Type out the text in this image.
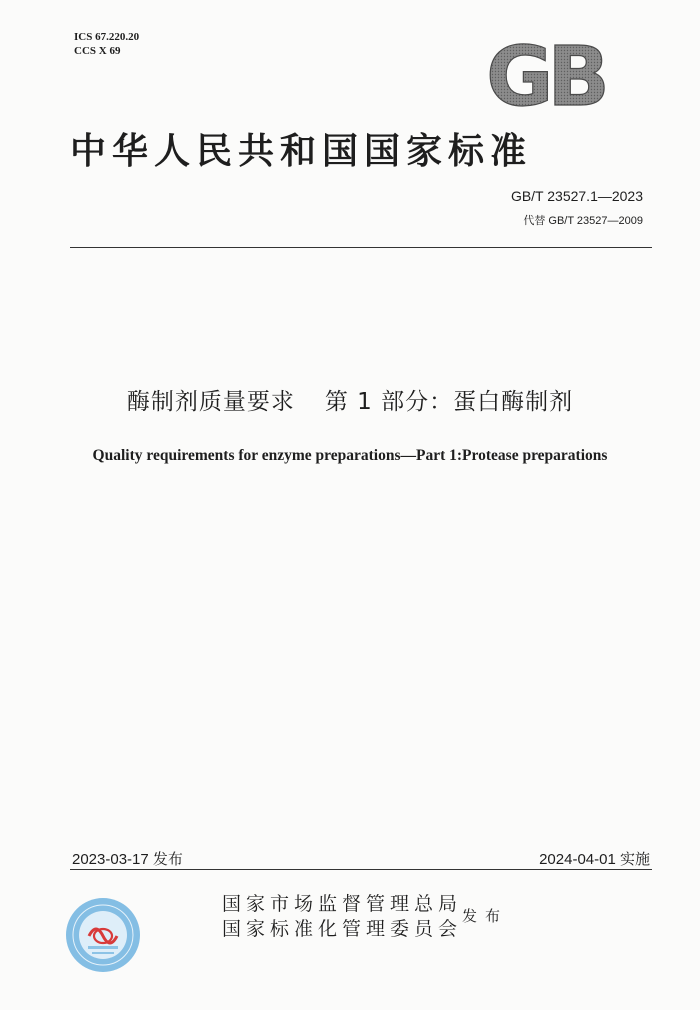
ICS 67.220.20
CCS X 69	GB
中华人民共和国国家标准
GB/T 23527.1—2023
代替 GB/T 23527—2009
酶制剂质量要求 第 1 部分：蛋白酶制剂
Quality requirements for enzyme preparations—Part 1:Protease preparations
2023-03-17 发布	2024-04-01 实施
国家市场监督管理总局
国家标准化管理委员会
发布
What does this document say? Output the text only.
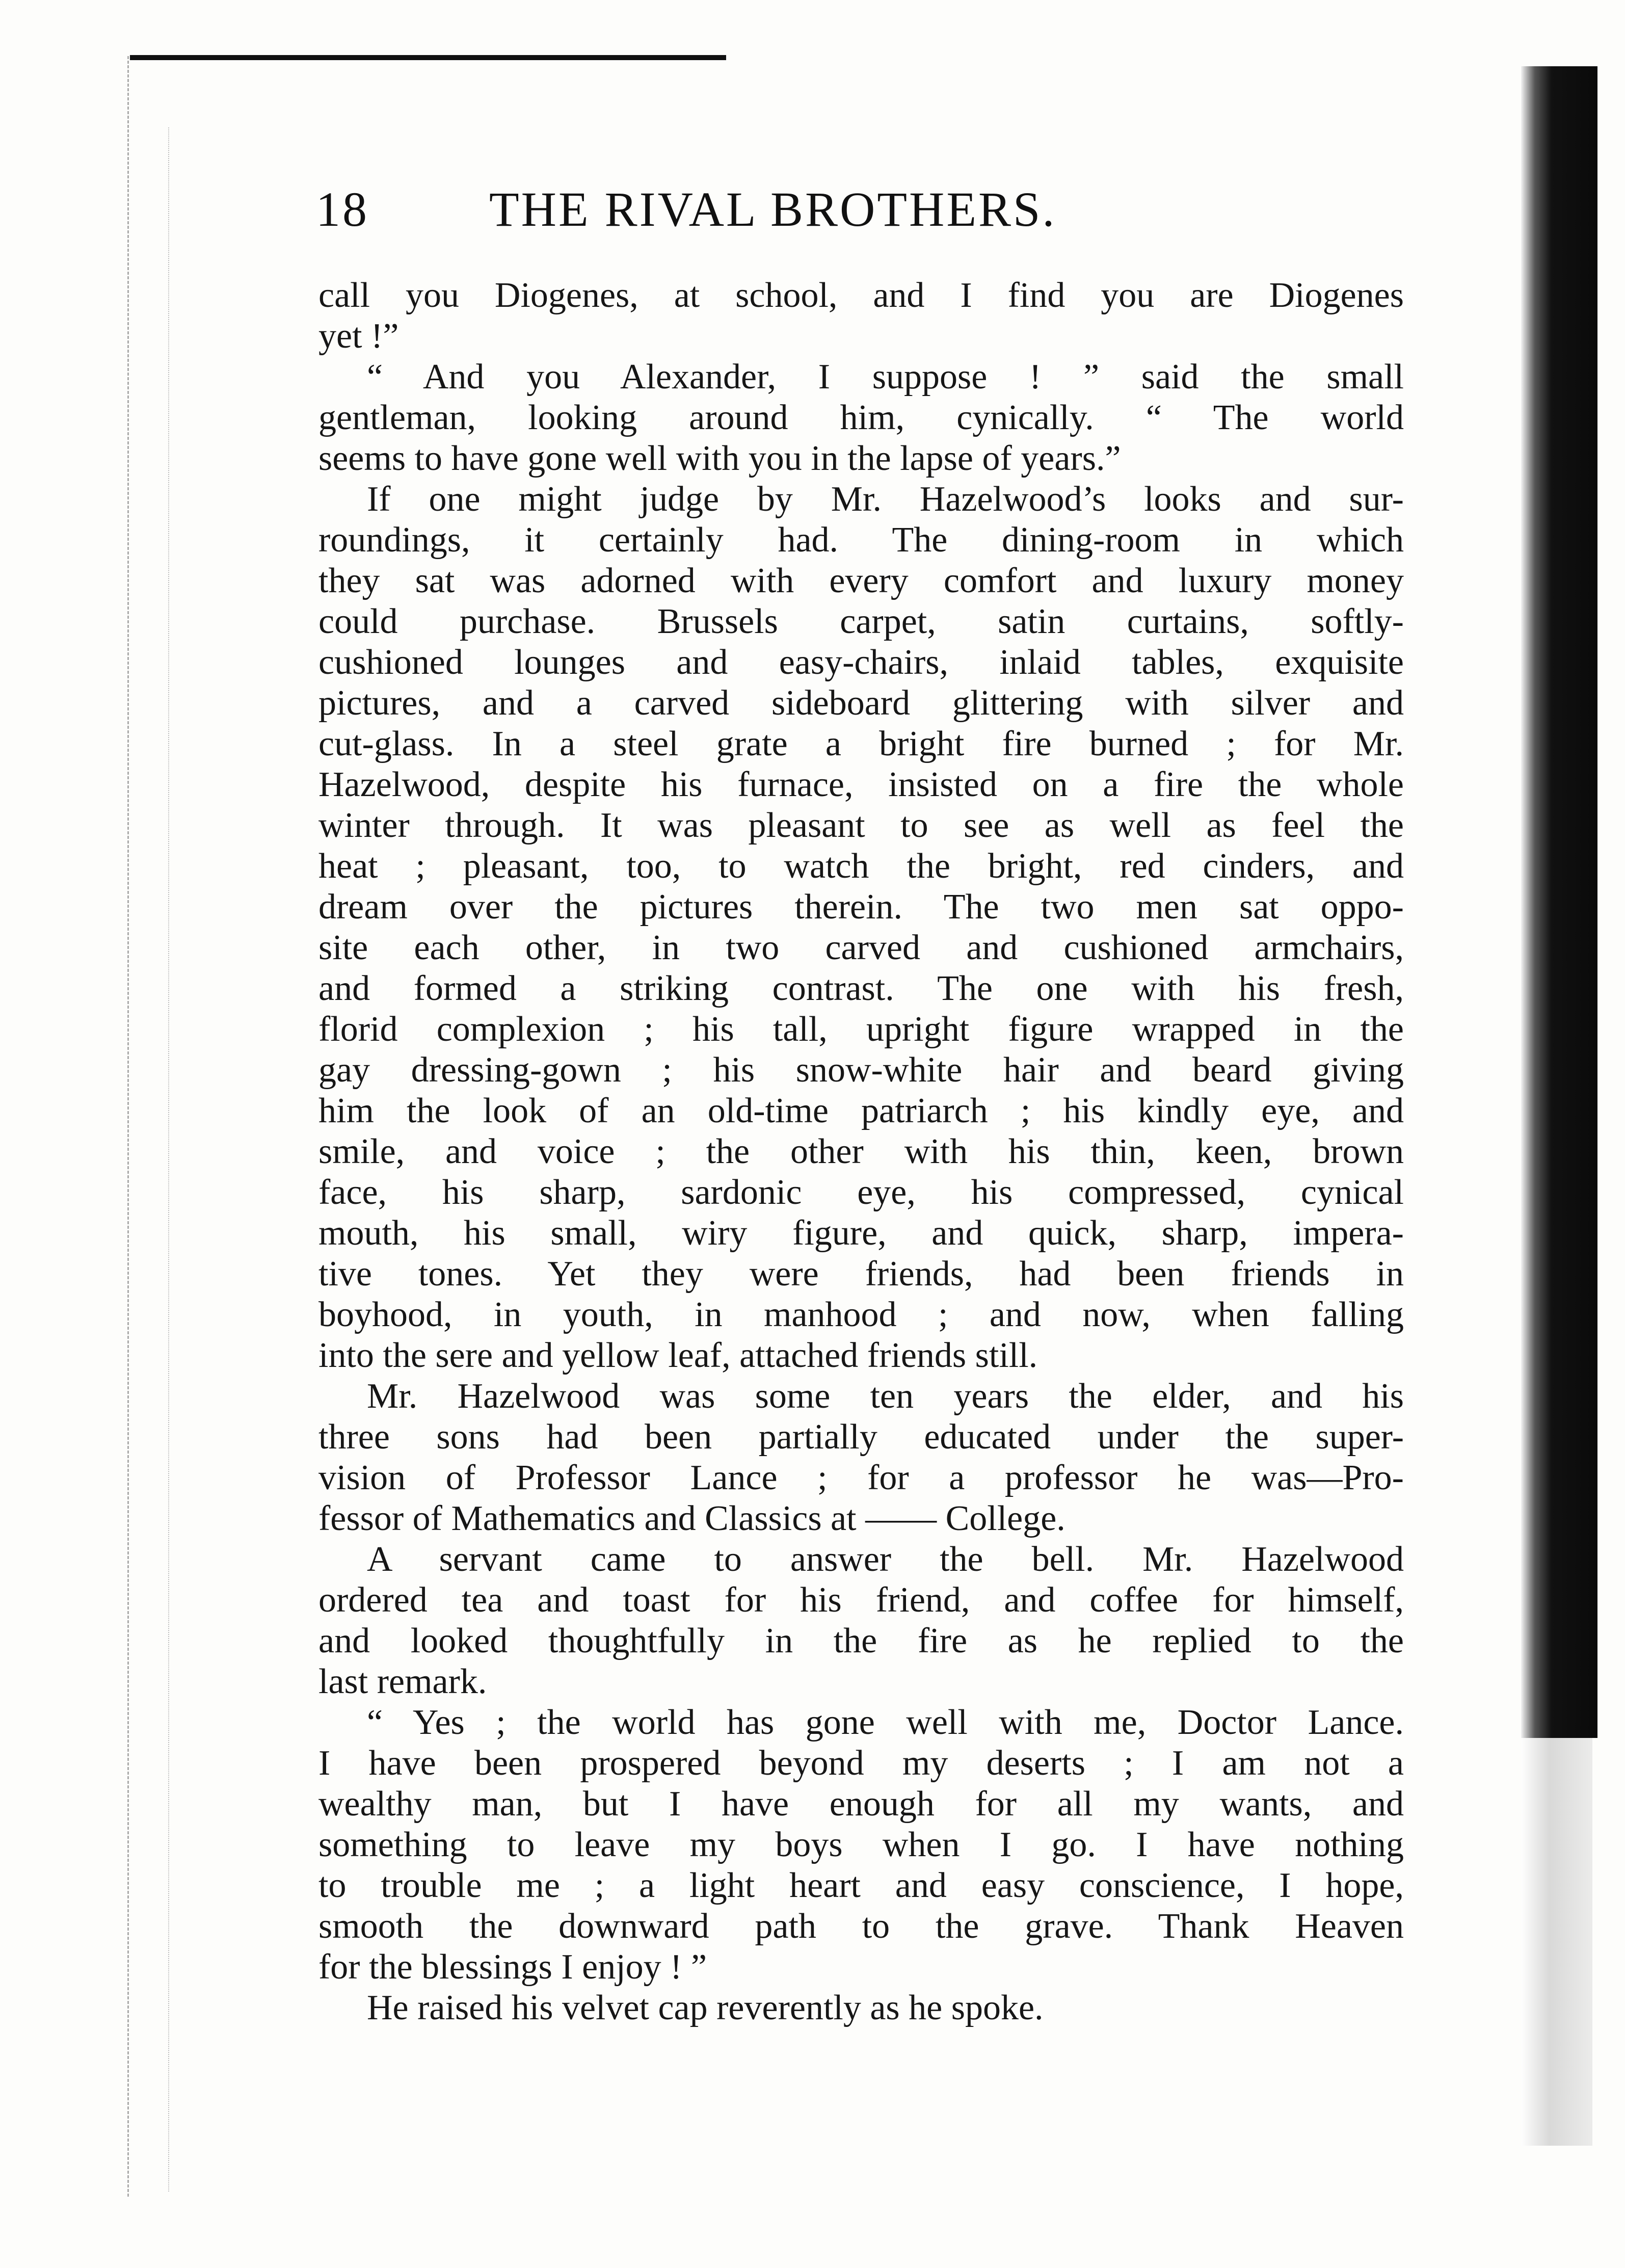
18 THE RIVAL BROTHERS.
call you Diogenes, at school, and I find you are Diogenes
yet !”
“ And you Alexander, I suppose ! ” said the small
gentleman, looking around him, cynically. “ The world
seems to have gone well with you in the lapse of years.”
If one might judge by Mr. Hazelwood’s looks and sur-
roundings, it certainly had. The dining-room in which
they sat was adorned with every comfort and luxury money
could purchase. Brussels carpet, satin curtains, softly-
cushioned lounges and easy-chairs, inlaid tables, exquisite
pictures, and a carved sideboard glittering with silver and
cut-glass. In a steel grate a bright fire burned ; for Mr.
Hazelwood, despite his furnace, insisted on a fire the whole
winter through. It was pleasant to see as well as feel the
heat ; pleasant, too, to watch the bright, red cinders, and
dream over the pictures therein. The two men sat oppo-
site each other, in two carved and cushioned armchairs,
and formed a striking contrast. The one with his fresh,
florid complexion ; his tall, upright figure wrapped in the
gay dressing-gown ; his snow-white hair and beard giving
him the look of an old-time patriarch ; his kindly eye, and
smile, and voice ; the other with his thin, keen, brown
face, his sharp, sardonic eye, his compressed, cynical
mouth, his small, wiry figure, and quick, sharp, impera-
tive tones. Yet they were friends, had been friends in
boyhood, in youth, in manhood ; and now, when falling
into the sere and yellow leaf, attached friends still.
Mr. Hazelwood was some ten years the elder, and his
three sons had been partially educated under the super-
vision of Professor Lance ; for a professor he was—Pro-
fessor of Mathematics and Classics at —— College.
A servant came to answer the bell. Mr. Hazelwood
ordered tea and toast for his friend, and coffee for himself,
and looked thoughtfully in the fire as he replied to the
last remark.
“ Yes ; the world has gone well with me, Doctor Lance.
I have been prospered beyond my deserts ; I am not a
wealthy man, but I have enough for all my wants, and
something to leave my boys when I go. I have nothing
to trouble me ; a light heart and easy conscience, I hope,
smooth the downward path to the grave. Thank Heaven
for the blessings I enjoy ! ”
He raised his velvet cap reverently as he spoke.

•••••

The records above should be written out exactly, and the images dropped.

* _Completed exercise_:
Type out the text in this image.
ICS 67.220.20
CCS X 69	GB
中华人民共和国国家标准
GB/T 23527.1—2023
代替 GB/T 23527—2009
酶制剂质量要求 第 1 部分：蛋白酶制剂
Quality requirements for enzyme preparations—Part 1:Protease preparations
2023-03-17 发布	2024-04-01 实施
国家市场监督管理总局
国家标准化管理委员会
发布
What does this document say? Output the text only.
18 THE RIVAL BROTHERS.
call you Diogenes, at school, and I find you are Diogenes
yet !”
“ And you Alexander, I suppose ! ” said the small
gentleman, looking around him, cynically. “ The world
seems to have gone well with you in the lapse of years.”
If one might judge by Mr. Hazelwood’s looks and sur-
roundings, it certainly had. The dining-room in which
they sat was adorned with every comfort and luxury money
could purchase. Brussels carpet, satin curtains, softly-
cushioned lounges and easy-chairs, inlaid tables, exquisite
pictures, and a carved sideboard glittering with silver and
cut-glass. In a steel grate a bright fire burned ; for Mr.
Hazelwood, despite his furnace, insisted on a fire the whole
winter through. It was pleasant to see as well as feel the
heat ; pleasant, too, to watch the bright, red cinders, and
dream over the pictures therein. The two men sat oppo-
site each other, in two carved and cushioned armchairs,
and formed a striking contrast. The one with his fresh,
florid complexion ; his tall, upright figure wrapped in the
gay dressing-gown ; his snow-white hair and beard giving
him the look of an old-time patriarch ; his kindly eye, and
smile, and voice ; the other with his thin, keen, brown
face, his sharp, sardonic eye, his compressed, cynical
mouth, his small, wiry figure, and quick, sharp, impera-
tive tones. Yet they were friends, had been friends in
boyhood, in youth, in manhood ; and now, when falling
into the sere and yellow leaf, attached friends still.
Mr. Hazelwood was some ten years the elder, and his
three sons had been partially educated under the super-
vision of Professor Lance ; for a professor he was—Pro-
fessor of Mathematics and Classics at —— College.
A servant came to answer the bell. Mr. Hazelwood
ordered tea and toast for his friend, and coffee for himself,
and looked thoughtfully in the fire as he replied to the
last remark.
“ Yes ; the world has gone well with me, Doctor Lance.
I have been prospered beyond my deserts ; I am not a
wealthy man, but I have enough for all my wants, and
something to leave my boys when I go. I have nothing
to trouble me ; a light heart and easy conscience, I hope,
smooth the downward path to the grave. Thank Heaven
for the blessings I enjoy ! ”
He raised his velvet cap reverently as he spoke.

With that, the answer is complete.